Problem requirements> Gather each line of the records where "base" appears.

(Entries from a visual dataset)
******

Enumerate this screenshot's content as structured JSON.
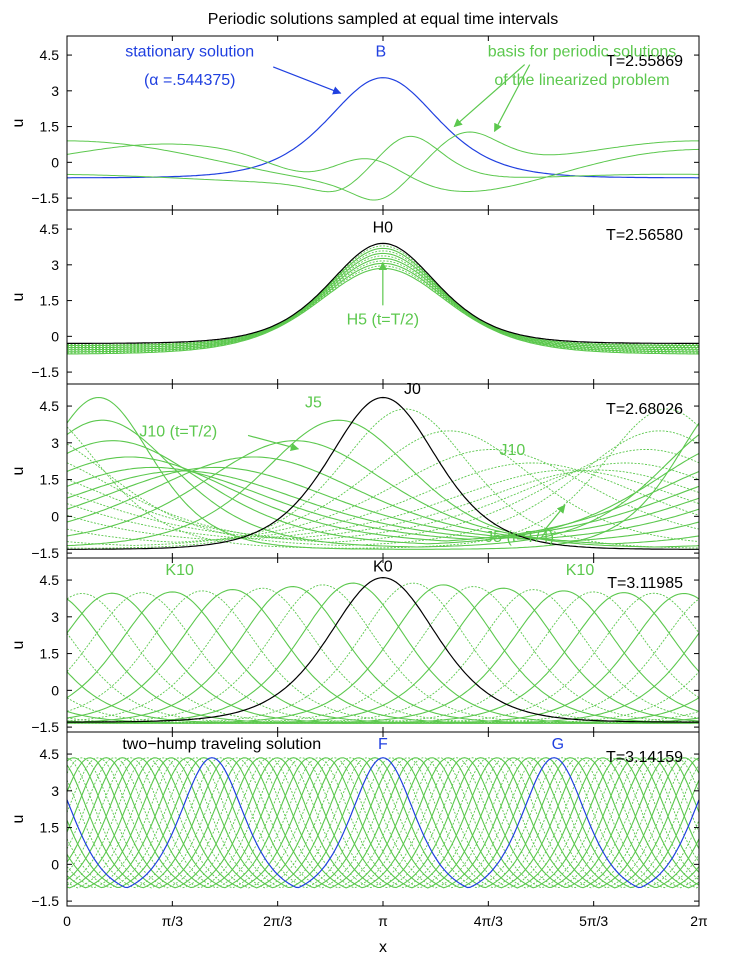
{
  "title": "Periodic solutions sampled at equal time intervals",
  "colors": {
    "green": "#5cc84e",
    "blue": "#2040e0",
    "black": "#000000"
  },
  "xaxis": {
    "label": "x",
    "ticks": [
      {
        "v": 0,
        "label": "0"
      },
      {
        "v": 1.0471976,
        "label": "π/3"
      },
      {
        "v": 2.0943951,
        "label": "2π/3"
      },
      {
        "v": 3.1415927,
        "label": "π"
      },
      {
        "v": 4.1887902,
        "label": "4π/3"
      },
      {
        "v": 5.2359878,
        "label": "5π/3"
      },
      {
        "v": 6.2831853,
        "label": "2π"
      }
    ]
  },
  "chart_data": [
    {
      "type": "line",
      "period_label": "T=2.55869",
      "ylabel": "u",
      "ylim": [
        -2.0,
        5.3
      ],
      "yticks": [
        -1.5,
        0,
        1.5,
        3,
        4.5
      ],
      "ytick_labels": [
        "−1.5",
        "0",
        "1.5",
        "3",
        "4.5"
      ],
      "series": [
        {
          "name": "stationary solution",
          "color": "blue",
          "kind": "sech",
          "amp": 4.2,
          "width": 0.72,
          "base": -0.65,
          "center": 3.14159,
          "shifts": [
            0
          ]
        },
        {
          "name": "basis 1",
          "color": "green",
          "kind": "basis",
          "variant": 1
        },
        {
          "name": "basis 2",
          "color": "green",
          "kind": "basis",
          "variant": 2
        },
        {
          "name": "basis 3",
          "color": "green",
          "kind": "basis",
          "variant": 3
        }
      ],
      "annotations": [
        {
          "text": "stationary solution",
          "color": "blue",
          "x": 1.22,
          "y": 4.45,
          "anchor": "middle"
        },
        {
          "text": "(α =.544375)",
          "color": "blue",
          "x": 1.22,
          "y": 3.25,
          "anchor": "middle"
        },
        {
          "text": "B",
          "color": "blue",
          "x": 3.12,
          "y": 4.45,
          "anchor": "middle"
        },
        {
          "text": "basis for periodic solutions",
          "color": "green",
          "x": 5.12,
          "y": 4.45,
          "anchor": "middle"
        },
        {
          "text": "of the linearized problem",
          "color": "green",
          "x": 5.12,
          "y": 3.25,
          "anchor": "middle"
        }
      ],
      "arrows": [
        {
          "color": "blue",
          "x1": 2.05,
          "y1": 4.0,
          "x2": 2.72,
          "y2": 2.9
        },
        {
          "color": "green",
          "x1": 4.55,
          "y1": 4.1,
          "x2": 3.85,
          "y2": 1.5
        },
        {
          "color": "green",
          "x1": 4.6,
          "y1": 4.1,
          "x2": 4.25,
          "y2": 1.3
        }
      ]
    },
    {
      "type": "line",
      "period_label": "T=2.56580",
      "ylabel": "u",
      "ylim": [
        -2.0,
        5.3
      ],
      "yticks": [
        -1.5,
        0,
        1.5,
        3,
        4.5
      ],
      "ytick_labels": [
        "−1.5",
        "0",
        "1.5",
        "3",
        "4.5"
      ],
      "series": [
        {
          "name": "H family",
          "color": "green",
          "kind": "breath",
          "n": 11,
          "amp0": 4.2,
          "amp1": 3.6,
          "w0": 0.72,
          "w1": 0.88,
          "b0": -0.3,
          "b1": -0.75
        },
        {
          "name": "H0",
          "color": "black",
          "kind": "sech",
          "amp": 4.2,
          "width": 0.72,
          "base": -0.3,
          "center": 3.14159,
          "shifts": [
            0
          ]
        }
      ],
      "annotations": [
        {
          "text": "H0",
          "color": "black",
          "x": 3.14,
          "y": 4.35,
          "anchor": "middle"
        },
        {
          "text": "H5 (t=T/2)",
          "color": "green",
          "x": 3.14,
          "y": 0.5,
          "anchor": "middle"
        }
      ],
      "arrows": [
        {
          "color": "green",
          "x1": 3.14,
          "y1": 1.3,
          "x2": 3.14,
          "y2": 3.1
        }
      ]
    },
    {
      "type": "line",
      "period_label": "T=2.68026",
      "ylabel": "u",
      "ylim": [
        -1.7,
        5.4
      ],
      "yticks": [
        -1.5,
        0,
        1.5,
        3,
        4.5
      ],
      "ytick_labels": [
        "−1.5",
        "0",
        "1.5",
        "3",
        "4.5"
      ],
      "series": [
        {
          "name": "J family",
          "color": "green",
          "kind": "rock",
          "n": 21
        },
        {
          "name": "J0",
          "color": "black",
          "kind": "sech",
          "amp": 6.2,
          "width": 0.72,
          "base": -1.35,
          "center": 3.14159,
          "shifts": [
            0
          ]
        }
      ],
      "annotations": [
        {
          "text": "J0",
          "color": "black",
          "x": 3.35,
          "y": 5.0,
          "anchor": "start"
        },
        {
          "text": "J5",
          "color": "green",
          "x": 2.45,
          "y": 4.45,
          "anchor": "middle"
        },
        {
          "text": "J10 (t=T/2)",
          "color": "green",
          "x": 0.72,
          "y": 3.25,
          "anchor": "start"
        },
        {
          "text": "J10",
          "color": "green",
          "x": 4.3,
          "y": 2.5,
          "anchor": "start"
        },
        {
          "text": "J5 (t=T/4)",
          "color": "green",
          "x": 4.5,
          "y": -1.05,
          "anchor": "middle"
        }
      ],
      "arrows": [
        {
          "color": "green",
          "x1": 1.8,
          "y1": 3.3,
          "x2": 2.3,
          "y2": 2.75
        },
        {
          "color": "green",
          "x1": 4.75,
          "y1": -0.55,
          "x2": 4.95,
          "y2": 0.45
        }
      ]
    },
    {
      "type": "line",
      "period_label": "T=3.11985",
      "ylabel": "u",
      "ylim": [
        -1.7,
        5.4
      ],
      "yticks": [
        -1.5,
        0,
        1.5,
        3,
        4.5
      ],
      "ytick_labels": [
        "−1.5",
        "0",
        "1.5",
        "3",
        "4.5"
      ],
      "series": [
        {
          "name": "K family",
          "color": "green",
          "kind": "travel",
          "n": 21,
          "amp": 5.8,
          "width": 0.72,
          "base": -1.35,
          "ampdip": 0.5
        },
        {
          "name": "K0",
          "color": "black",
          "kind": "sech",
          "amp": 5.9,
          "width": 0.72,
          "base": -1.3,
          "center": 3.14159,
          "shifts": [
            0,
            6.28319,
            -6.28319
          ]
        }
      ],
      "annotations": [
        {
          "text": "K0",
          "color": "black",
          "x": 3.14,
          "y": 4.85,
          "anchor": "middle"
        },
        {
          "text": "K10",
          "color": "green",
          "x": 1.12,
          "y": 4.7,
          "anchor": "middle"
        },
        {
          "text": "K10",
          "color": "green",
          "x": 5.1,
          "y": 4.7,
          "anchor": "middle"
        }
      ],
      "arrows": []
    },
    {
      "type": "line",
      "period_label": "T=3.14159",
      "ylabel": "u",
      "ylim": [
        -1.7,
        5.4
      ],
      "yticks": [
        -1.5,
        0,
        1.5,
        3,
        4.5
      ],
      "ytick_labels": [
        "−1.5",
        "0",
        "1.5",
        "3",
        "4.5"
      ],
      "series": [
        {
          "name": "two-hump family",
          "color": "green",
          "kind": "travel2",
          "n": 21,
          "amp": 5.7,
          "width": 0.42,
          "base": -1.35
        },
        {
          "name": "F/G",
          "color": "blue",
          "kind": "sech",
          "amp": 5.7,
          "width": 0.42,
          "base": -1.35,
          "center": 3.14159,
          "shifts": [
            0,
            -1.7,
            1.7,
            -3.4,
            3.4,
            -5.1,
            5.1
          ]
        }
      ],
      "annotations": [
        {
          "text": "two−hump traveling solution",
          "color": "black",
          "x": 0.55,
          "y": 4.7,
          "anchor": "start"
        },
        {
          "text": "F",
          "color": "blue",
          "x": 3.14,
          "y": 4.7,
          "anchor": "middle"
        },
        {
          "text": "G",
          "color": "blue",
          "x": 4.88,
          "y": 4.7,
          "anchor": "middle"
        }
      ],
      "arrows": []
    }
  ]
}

******

Complete output>
          "base": -0.65,
          "base": -0.3,
          "base": -1.35,
          "base": -1.35,
          "base": -1.3,
          "base": -1.35
          "base": -1.35,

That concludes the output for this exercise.